Problem to work on =
Word for word, print each line of the listing below; pictures stay out.

Materials provided =
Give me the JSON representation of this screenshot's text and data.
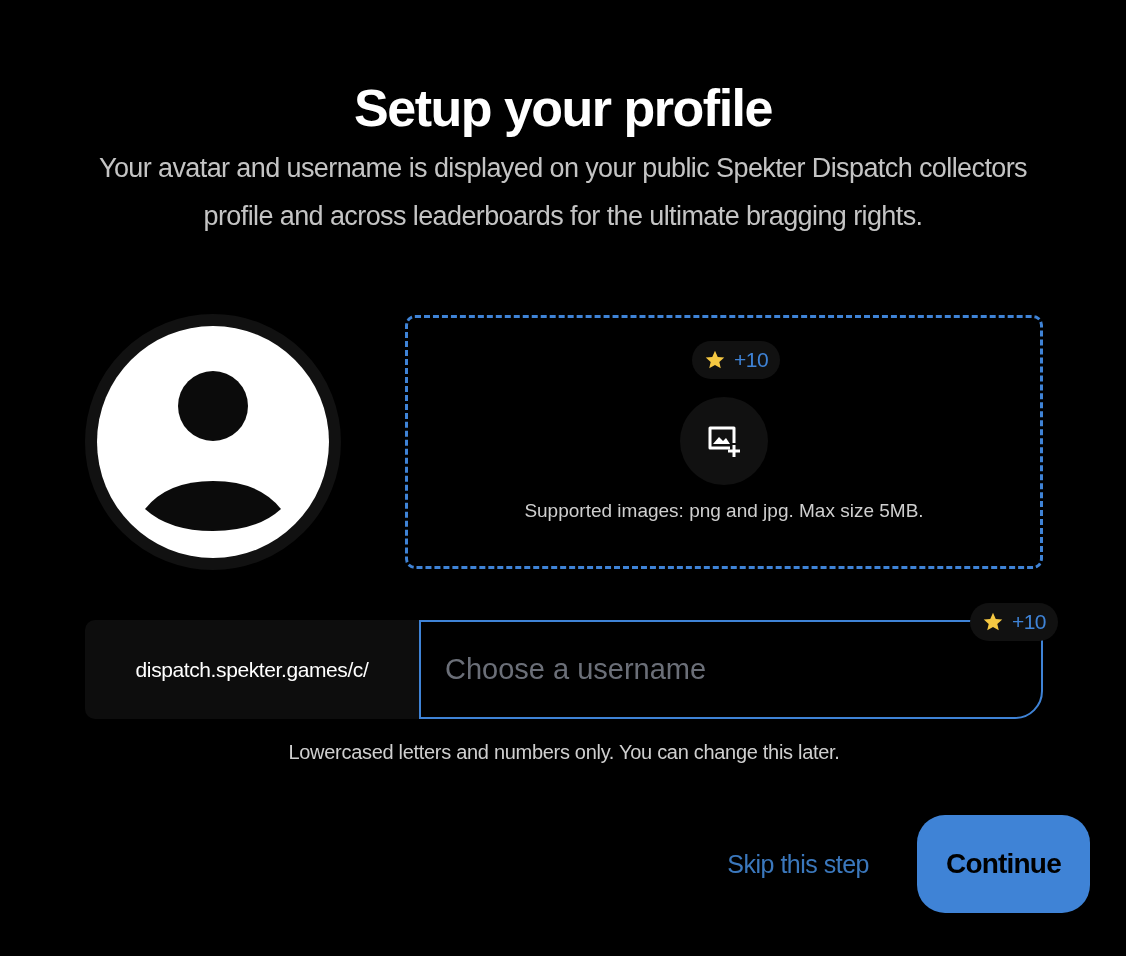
{
  "title": "Setup your profile",
  "subtitle": "Your avatar and username is displayed on your public Spekter Dispatch collectors profile and across leaderboards for the ultimate bragging rights.",
  "upload": {
    "badge": "+10",
    "hint": "Supported images: png and jpg. Max size 5MB."
  },
  "username": {
    "prefix": "dispatch.spekter.games/c/",
    "placeholder": "Choose a username",
    "badge": "+10",
    "hint": "Lowercased letters and numbers only. You can change this later."
  },
  "buttons": {
    "skip": "Skip this step",
    "continue": "Continue"
  }
}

Reply =
Give me the JSON representation of this screenshot's text and data.
{
  "title": "Setup your profile",
  "subtitle": "Your avatar and username is displayed on your public Spekter Dispatch collectors profile and across leaderboards for the ultimate bragging rights.",
  "upload": {
    "badge": "+10",
    "hint": "Supported images: png and jpg. Max size 5MB."
  },
  "username": {
    "prefix": "dispatch.spekter.games/c/",
    "placeholder": "Choose a username",
    "badge": "+10",
    "hint": "Lowercased letters and numbers only. You can change this later."
  },
  "buttons": {
    "skip": "Skip this step",
    "continue": "Continue"
  }
}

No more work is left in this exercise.